**GOAL OF THE EXERCISE:** Scan the entries below for the word "Dijkstra". Copy each line that has it.

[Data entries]
========

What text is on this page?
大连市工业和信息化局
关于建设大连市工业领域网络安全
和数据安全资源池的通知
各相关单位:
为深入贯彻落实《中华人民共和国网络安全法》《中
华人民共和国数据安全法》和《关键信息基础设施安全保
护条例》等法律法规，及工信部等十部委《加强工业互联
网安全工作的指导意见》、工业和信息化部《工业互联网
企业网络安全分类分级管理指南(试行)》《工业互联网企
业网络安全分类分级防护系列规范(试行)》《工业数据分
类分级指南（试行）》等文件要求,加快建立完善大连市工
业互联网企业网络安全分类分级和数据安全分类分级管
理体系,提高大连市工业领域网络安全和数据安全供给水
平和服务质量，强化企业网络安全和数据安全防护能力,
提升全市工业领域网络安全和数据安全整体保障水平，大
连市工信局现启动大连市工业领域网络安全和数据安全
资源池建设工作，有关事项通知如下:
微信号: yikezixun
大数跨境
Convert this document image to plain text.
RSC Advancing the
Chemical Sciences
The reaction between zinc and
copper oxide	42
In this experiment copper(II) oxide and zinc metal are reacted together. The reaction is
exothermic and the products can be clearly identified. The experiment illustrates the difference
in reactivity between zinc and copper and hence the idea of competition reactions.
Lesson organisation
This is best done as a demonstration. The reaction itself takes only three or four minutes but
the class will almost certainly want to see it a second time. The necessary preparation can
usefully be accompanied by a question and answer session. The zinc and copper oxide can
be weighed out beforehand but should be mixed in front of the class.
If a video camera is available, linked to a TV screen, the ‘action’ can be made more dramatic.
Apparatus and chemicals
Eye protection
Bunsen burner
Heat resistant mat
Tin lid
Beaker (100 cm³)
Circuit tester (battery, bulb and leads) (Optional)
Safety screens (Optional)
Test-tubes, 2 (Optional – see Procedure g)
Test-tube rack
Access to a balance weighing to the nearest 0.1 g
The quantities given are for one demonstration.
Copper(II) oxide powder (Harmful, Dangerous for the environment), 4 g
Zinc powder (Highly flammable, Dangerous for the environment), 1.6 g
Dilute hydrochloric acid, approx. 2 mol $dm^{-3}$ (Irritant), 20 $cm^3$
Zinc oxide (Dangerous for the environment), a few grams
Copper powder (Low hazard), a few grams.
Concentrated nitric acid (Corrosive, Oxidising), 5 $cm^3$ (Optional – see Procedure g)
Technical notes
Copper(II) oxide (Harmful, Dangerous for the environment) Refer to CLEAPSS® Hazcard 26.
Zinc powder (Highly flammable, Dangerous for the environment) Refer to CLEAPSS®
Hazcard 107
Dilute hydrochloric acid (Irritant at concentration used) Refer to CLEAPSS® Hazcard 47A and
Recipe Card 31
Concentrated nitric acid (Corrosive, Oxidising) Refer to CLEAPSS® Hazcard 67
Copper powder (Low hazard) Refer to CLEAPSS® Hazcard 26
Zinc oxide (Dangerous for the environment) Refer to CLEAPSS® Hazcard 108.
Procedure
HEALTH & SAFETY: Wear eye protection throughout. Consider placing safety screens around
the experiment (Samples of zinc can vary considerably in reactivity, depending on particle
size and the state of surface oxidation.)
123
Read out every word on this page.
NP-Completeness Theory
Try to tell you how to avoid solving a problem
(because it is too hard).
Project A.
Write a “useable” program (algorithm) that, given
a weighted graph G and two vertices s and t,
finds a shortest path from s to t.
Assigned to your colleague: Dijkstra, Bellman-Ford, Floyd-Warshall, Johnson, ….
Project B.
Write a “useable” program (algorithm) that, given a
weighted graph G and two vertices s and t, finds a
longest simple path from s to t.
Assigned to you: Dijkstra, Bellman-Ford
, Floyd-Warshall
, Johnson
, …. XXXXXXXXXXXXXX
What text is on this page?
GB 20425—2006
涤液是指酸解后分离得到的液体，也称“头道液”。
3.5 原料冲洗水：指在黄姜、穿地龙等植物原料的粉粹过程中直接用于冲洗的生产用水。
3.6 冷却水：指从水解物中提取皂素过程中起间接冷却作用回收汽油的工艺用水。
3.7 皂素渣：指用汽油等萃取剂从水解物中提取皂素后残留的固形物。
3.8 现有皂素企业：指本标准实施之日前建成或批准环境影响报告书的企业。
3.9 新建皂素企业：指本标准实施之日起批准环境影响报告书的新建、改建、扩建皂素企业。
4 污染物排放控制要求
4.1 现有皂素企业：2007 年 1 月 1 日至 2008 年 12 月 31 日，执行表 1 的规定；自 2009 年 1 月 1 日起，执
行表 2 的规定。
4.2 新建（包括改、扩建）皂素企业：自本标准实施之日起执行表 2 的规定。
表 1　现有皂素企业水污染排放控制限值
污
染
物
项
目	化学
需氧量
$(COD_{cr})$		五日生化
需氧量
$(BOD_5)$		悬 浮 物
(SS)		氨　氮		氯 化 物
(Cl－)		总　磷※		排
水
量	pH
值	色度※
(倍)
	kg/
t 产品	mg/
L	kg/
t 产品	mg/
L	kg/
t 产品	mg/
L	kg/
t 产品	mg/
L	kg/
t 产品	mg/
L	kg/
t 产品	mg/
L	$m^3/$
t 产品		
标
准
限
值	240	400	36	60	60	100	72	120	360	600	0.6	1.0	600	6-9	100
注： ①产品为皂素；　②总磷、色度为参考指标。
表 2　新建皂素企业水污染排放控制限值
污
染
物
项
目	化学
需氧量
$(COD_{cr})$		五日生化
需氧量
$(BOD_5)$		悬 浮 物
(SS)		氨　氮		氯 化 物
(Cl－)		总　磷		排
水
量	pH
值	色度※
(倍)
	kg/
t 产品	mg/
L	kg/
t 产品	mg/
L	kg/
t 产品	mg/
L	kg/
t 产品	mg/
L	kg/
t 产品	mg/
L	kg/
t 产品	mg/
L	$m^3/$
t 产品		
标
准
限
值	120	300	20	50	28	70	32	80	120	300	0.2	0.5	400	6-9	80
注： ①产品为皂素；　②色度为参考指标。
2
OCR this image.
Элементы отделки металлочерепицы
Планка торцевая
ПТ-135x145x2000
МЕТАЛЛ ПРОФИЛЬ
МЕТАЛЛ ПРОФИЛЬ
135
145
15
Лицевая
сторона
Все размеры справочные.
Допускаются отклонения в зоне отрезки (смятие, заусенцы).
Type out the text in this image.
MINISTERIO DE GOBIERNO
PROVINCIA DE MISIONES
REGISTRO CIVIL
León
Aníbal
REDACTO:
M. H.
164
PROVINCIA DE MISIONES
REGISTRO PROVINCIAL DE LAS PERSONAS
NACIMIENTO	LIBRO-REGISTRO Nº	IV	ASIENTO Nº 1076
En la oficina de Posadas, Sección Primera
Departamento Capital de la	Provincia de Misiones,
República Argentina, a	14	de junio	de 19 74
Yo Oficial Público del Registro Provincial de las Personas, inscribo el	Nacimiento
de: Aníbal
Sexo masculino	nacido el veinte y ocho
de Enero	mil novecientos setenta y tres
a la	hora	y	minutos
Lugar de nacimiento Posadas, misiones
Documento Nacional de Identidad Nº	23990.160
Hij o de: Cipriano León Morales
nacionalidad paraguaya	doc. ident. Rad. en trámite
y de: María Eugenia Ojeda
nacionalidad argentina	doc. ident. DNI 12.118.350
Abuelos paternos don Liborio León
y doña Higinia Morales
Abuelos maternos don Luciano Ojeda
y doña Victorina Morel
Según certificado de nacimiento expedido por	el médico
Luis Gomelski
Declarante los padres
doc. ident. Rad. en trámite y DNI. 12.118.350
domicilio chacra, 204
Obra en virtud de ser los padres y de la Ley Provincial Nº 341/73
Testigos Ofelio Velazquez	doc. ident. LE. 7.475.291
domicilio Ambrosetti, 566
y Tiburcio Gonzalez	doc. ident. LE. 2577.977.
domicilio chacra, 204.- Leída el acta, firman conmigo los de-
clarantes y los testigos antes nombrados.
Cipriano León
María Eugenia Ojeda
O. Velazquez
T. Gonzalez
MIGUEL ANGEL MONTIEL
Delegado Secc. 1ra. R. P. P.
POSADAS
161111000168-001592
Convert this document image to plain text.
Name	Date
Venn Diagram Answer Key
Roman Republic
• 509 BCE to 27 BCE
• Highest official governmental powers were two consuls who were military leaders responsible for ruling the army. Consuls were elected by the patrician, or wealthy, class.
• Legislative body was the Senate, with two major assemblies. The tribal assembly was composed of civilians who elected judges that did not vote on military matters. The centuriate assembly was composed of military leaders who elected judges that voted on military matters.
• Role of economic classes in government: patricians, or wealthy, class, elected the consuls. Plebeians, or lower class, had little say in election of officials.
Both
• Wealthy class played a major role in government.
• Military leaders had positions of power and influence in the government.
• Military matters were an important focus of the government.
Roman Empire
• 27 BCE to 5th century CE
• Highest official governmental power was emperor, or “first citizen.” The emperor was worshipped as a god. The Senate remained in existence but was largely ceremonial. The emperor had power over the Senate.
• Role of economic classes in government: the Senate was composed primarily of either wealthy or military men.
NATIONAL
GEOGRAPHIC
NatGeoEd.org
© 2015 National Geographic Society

========

**RESULT OF THE EXERCISE:**
Assigned to your colleague: Dijkstra, Bellman-Ford, Floyd-Warshall, Johnson, ….
Assigned to you: Dijkstra, Bellman-Ford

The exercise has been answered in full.